Quote every line as given.

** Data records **

+++

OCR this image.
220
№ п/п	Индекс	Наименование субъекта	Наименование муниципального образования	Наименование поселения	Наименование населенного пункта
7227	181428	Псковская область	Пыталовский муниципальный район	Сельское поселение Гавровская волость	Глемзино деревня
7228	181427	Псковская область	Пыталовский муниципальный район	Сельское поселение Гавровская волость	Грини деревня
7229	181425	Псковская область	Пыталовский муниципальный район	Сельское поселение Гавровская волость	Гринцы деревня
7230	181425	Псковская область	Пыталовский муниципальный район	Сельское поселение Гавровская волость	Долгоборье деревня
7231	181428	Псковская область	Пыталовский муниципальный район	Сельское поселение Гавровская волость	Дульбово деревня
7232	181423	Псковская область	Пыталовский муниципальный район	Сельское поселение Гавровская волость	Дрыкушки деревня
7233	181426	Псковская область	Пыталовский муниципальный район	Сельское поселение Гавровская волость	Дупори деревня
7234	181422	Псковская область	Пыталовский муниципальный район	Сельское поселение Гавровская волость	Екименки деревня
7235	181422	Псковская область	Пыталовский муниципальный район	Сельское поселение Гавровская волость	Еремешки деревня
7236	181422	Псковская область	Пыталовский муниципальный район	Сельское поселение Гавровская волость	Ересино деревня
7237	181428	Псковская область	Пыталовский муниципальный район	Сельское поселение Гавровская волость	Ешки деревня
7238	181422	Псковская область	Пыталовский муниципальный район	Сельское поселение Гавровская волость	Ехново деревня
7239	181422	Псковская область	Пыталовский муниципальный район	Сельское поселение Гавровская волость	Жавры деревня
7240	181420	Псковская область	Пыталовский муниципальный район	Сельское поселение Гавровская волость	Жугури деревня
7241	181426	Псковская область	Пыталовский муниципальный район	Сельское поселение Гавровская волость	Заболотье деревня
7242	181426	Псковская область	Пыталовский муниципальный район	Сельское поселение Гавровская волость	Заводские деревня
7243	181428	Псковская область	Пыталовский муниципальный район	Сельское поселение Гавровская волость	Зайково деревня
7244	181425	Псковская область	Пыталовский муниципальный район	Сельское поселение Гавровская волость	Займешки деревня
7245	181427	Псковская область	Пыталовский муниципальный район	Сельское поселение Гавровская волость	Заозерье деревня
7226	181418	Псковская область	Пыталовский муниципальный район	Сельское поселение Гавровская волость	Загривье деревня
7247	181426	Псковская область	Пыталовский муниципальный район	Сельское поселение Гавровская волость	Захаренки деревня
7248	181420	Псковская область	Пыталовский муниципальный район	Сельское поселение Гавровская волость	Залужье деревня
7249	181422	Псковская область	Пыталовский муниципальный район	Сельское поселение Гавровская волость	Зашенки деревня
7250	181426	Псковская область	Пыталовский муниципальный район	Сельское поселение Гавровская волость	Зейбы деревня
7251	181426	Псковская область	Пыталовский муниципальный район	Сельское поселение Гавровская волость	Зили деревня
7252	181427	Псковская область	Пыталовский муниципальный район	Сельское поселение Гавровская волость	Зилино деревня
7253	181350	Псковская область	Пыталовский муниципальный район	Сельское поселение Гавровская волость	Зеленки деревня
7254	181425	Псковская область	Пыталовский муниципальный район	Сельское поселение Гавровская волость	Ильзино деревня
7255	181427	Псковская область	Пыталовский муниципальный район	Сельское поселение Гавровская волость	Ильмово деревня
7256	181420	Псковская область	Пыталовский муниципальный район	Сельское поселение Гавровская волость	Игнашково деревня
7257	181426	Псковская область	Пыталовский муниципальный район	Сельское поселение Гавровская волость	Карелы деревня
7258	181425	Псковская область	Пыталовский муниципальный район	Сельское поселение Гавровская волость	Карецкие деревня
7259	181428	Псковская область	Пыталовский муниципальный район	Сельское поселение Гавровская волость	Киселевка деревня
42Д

+++

** ANSWER TO THE TASK **
OCR this image.
220
№ п/п	Индекс	Наименование субъекта	Наименование муниципального образования	Наименование поселения	Наименование населенного пункта
7227	181428	Псковская область	Пыталовский муниципальный район	Сельское поселение Гавровская волость	Глемзино деревня
7228	181427	Псковская область	Пыталовский муниципальный район	Сельское поселение Гавровская волость	Грини деревня
7229	181425	Псковская область	Пыталовский муниципальный район	Сельское поселение Гавровская волость	Гринцы деревня
7230	181425	Псковская область	Пыталовский муниципальный район	Сельское поселение Гавровская волость	Долгоборье деревня
7231	181428	Псковская область	Пыталовский муниципальный район	Сельское поселение Гавровская волость	Дульбово деревня
7232	181423	Псковская область	Пыталовский муниципальный район	Сельское поселение Гавровская волость	Дрыкушки деревня
7233	181426	Псковская область	Пыталовский муниципальный район	Сельское поселение Гавровская волость	Дупори деревня
7234	181422	Псковская область	Пыталовский муниципальный район	Сельское поселение Гавровская волость	Екименки деревня
7235	181422	Псковская область	Пыталовский муниципальный район	Сельское поселение Гавровская волость	Еремешки деревня
7236	181422	Псковская область	Пыталовский муниципальный район	Сельское поселение Гавровская волость	Ересино деревня
7237	181428	Псковская область	Пыталовский муниципальный район	Сельское поселение Гавровская волость	Ешки деревня
7238	181422	Псковская область	Пыталовский муниципальный район	Сельское поселение Гавровская волость	Ехново деревня
7239	181422	Псковская область	Пыталовский муниципальный район	Сельское поселение Гавровская волость	Жавры деревня
7240	181420	Псковская область	Пыталовский муниципальный район	Сельское поселение Гавровская волость	Жугури деревня
7241	181426	Псковская область	Пыталовский муниципальный район	Сельское поселение Гавровская волость	Заболотье деревня
7242	181426	Псковская область	Пыталовский муниципальный район	Сельское поселение Гавровская волость	Заводские деревня
7243	181428	Псковская область	Пыталовский муниципальный район	Сельское поселение Гавровская волость	Зайково деревня
7244	181425	Псковская область	Пыталовский муниципальный район	Сельское поселение Гавровская волость	Займешки деревня
7245	181427	Псковская область	Пыталовский муниципальный район	Сельское поселение Гавровская волость	Заозерье деревня
7226	181418	Псковская область	Пыталовский муниципальный район	Сельское поселение Гавровская волость	Загривье деревня
7247	181426	Псковская область	Пыталовский муниципальный район	Сельское поселение Гавровская волость	Захаренки деревня
7248	181420	Псковская область	Пыталовский муниципальный район	Сельское поселение Гавровская волость	Залужье деревня
7249	181422	Псковская область	Пыталовский муниципальный район	Сельское поселение Гавровская волость	Зашенки деревня
7250	181426	Псковская область	Пыталовский муниципальный район	Сельское поселение Гавровская волость	Зейбы деревня
7251	181426	Псковская область	Пыталовский муниципальный район	Сельское поселение Гавровская волость	Зили деревня
7252	181427	Псковская область	Пыталовский муниципальный район	Сельское поселение Гавровская волость	Зилино деревня
7253	181350	Псковская область	Пыталовский муниципальный район	Сельское поселение Гавровская волость	Зеленки деревня
7254	181425	Псковская область	Пыталовский муниципальный район	Сельское поселение Гавровская волость	Ильзино деревня
7255	181427	Псковская область	Пыталовский муниципальный район	Сельское поселение Гавровская волость	Ильмово деревня
7256	181420	Псковская область	Пыталовский муниципальный район	Сельское поселение Гавровская волость	Игнашково деревня
7257	181426	Псковская область	Пыталовский муниципальный район	Сельское поселение Гавровская волость	Карелы деревня
7258	181425	Псковская область	Пыталовский муниципальный район	Сельское поселение Гавровская волость	Карецкие деревня
7259	181428	Псковская область	Пыталовский муниципальный район	Сельское поселение Гавровская волость	Киселевка деревня
42Д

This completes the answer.